Exercise details:
Extract all data as written.

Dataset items
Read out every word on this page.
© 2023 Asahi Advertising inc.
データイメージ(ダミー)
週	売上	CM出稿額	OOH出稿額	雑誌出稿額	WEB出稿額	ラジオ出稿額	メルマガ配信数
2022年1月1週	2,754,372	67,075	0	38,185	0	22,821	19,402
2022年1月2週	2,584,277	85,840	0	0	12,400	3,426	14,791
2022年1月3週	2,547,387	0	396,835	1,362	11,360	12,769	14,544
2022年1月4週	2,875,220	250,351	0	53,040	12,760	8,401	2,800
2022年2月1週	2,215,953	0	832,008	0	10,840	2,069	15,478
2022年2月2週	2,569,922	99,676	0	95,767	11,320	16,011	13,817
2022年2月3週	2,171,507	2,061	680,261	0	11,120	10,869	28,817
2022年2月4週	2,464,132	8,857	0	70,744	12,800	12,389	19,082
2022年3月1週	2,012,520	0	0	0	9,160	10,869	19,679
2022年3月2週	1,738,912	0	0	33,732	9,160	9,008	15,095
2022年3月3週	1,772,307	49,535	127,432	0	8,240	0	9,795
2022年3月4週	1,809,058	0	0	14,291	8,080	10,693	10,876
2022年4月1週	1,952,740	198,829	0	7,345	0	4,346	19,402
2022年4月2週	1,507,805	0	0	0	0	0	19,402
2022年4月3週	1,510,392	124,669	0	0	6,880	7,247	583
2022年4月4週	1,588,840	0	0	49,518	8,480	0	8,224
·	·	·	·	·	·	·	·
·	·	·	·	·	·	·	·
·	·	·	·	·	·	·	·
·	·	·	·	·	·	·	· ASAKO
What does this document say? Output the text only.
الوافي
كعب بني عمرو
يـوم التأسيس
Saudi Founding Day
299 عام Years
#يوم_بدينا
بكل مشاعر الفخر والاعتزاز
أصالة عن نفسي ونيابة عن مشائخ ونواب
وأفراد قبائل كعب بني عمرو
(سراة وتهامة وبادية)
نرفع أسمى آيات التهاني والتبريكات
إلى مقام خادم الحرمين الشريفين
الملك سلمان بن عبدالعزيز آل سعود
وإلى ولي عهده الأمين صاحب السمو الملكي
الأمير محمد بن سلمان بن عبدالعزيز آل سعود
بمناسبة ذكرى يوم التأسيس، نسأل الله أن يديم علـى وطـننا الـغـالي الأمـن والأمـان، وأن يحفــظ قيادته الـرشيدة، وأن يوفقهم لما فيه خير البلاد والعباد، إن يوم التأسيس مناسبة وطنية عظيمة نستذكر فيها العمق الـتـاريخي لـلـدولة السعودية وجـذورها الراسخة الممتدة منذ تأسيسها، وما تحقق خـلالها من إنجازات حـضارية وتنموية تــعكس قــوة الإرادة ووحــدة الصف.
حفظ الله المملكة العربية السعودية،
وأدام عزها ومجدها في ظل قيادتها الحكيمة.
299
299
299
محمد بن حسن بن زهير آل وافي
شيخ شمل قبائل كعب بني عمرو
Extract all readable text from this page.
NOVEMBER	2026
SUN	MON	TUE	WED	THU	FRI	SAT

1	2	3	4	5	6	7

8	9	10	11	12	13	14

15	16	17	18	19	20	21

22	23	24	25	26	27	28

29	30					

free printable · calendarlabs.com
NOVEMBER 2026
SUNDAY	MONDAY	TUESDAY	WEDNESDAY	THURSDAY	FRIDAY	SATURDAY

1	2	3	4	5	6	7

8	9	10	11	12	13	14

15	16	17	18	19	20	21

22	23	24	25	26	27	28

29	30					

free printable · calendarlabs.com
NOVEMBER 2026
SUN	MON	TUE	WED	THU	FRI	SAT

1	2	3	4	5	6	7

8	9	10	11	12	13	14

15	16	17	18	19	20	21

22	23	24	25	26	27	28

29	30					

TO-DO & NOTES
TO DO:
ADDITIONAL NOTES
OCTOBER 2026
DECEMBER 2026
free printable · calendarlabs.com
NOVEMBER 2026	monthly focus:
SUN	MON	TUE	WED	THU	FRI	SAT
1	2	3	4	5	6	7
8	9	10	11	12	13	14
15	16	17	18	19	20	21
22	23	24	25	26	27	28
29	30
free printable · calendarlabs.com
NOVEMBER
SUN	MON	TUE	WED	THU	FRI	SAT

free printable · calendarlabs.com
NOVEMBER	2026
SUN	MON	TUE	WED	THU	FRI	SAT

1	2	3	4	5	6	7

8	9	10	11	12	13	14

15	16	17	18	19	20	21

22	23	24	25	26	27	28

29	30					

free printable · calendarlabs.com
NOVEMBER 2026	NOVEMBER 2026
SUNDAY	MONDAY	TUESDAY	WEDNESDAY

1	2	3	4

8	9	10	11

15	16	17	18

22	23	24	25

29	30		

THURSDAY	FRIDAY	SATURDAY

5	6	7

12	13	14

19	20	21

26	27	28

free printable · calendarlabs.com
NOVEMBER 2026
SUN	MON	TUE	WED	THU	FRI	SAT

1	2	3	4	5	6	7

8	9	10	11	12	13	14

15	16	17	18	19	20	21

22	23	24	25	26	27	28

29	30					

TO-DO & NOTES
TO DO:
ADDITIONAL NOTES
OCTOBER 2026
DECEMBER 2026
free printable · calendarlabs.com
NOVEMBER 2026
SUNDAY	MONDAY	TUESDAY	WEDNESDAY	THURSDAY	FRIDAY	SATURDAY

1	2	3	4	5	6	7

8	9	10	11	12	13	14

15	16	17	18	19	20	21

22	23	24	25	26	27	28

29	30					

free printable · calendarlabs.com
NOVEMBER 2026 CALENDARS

Exercise result:
Read out every word on this page.
© 2023 Asahi Advertising inc.
データイメージ(ダミー)
週	売上	CM出稿額	OOH出稿額	雑誌出稿額	WEB出稿額	ラジオ出稿額	メルマガ配信数
2022年1月1週	2,754,372	67,075	0	38,185	0	22,821	19,402
2022年1月2週	2,584,277	85,840	0	0	12,400	3,426	14,791
2022年1月3週	2,547,387	0	396,835	1,362	11,360	12,769	14,544
2022年1月4週	2,875,220	250,351	0	53,040	12,760	8,401	2,800
2022年2月1週	2,215,953	0	832,008	0	10,840	2,069	15,478
2022年2月2週	2,569,922	99,676	0	95,767	11,320	16,011	13,817
2022年2月3週	2,171,507	2,061	680,261	0	11,120	10,869	28,817
2022年2月4週	2,464,132	8,857	0	70,744	12,800	12,389	19,082
2022年3月1週	2,012,520	0	0	0	9,160	10,869	19,679
2022年3月2週	1,738,912	0	0	33,732	9,160	9,008	15,095
2022年3月3週	1,772,307	49,535	127,432	0	8,240	0	9,795
2022年3月4週	1,809,058	0	0	14,291	8,080	10,693	10,876
2022年4月1週	1,952,740	198,829	0	7,345	0	4,346	19,402
2022年4月2週	1,507,805	0	0	0	0	0	19,402
2022年4月3週	1,510,392	124,669	0	0	6,880	7,247	583
2022年4月4週	1,588,840	0	0	49,518	8,480	0	8,224
·	·	·	·	·	·	·	·
·	·	·	·	·	·	·	·
·	·	·	·	·	·	·	·
·	·	·	·	·	·	·	· ASAKO
What does this document say? Output the text only.
الوافي
كعب بني عمرو
يـوم التأسيس
Saudi Founding Day
299 عام Years
#يوم_بدينا
بكل مشاعر الفخر والاعتزاز
أصالة عن نفسي ونيابة عن مشائخ ونواب
وأفراد قبائل كعب بني عمرو
(سراة وتهامة وبادية)
نرفع أسمى آيات التهاني والتبريكات
إلى مقام خادم الحرمين الشريفين
الملك سلمان بن عبدالعزيز آل سعود
وإلى ولي عهده الأمين صاحب السمو الملكي
الأمير محمد بن سلمان بن عبدالعزيز آل سعود
بمناسبة ذكرى يوم التأسيس، نسأل الله أن يديم علـى وطـننا الـغـالي الأمـن والأمـان، وأن يحفــظ قيادته الـرشيدة، وأن يوفقهم لما فيه خير البلاد والعباد، إن يوم التأسيس مناسبة وطنية عظيمة نستذكر فيها العمق الـتـاريخي لـلـدولة السعودية وجـذورها الراسخة الممتدة منذ تأسيسها، وما تحقق خـلالها من إنجازات حـضارية وتنموية تــعكس قــوة الإرادة ووحــدة الصف.
حفظ الله المملكة العربية السعودية،
وأدام عزها ومجدها في ظل قيادتها الحكيمة.
299
299
299
محمد بن حسن بن زهير آل وافي
شيخ شمل قبائل كعب بني عمرو
Extract all readable text from this page.
NOVEMBER	2026
SUN	MON	TUE	WED	THU	FRI	SAT

1	2	3	4	5	6	7

8	9	10	11	12	13	14

15	16	17	18	19	20	21

22	23	24	25	26	27	28

29	30					

free printable · calendarlabs.com
NOVEMBER 2026
SUNDAY	MONDAY	TUESDAY	WEDNESDAY	THURSDAY	FRIDAY	SATURDAY

1	2	3	4	5	6	7

8	9	10	11	12	13	14

15	16	17	18	19	20	21

22	23	24	25	26	27	28

29	30					

free printable · calendarlabs.com
NOVEMBER 2026
SUN	MON	TUE	WED	THU	FRI	SAT

1	2	3	4	5	6	7

8	9	10	11	12	13	14

15	16	17	18	19	20	21

22	23	24	25	26	27	28

29	30					

TO-DO & NOTES
TO DO:
ADDITIONAL NOTES
OCTOBER 2026
DECEMBER 2026
free printable · calendarlabs.com
NOVEMBER 2026	monthly focus:
SUN	MON	TUE	WED	THU	FRI	SAT
1	2	3	4	5	6	7
8	9	10	11	12	13	14
15	16	17	18	19	20	21
22	23	24	25	26	27	28
29	30
free printable · calendarlabs.com
NOVEMBER
SUN	MON	TUE	WED	THU	FRI	SAT

free printable · calendarlabs.com
NOVEMBER	2026
SUN	MON	TUE	WED	THU	FRI	SAT

1	2	3	4	5	6	7

8	9	10	11	12	13	14

15	16	17	18	19	20	21

22	23	24	25	26	27	28

29	30					

free printable · calendarlabs.com
NOVEMBER 2026	NOVEMBER 2026
SUNDAY	MONDAY	TUESDAY	WEDNESDAY

1	2	3	4

8	9	10	11

15	16	17	18

22	23	24	25

29	30		

THURSDAY	FRIDAY	SATURDAY

5	6	7

12	13	14

19	20	21

26	27	28

free printable · calendarlabs.com
NOVEMBER 2026
SUN	MON	TUE	WED	THU	FRI	SAT

1	2	3	4	5	6	7

8	9	10	11	12	13	14

15	16	17	18	19	20	21

22	23	24	25	26	27	28

29	30					

TO-DO & NOTES
TO DO:
ADDITIONAL NOTES
OCTOBER 2026
DECEMBER 2026
free printable · calendarlabs.com
NOVEMBER 2026
SUNDAY	MONDAY	TUESDAY	WEDNESDAY	THURSDAY	FRIDAY	SATURDAY

1	2	3	4	5	6	7

8	9	10	11	12	13	14

15	16	17	18	19	20	21

22	23	24	25	26	27	28

29	30					

free printable · calendarlabs.com
NOVEMBER 2026 CALENDARS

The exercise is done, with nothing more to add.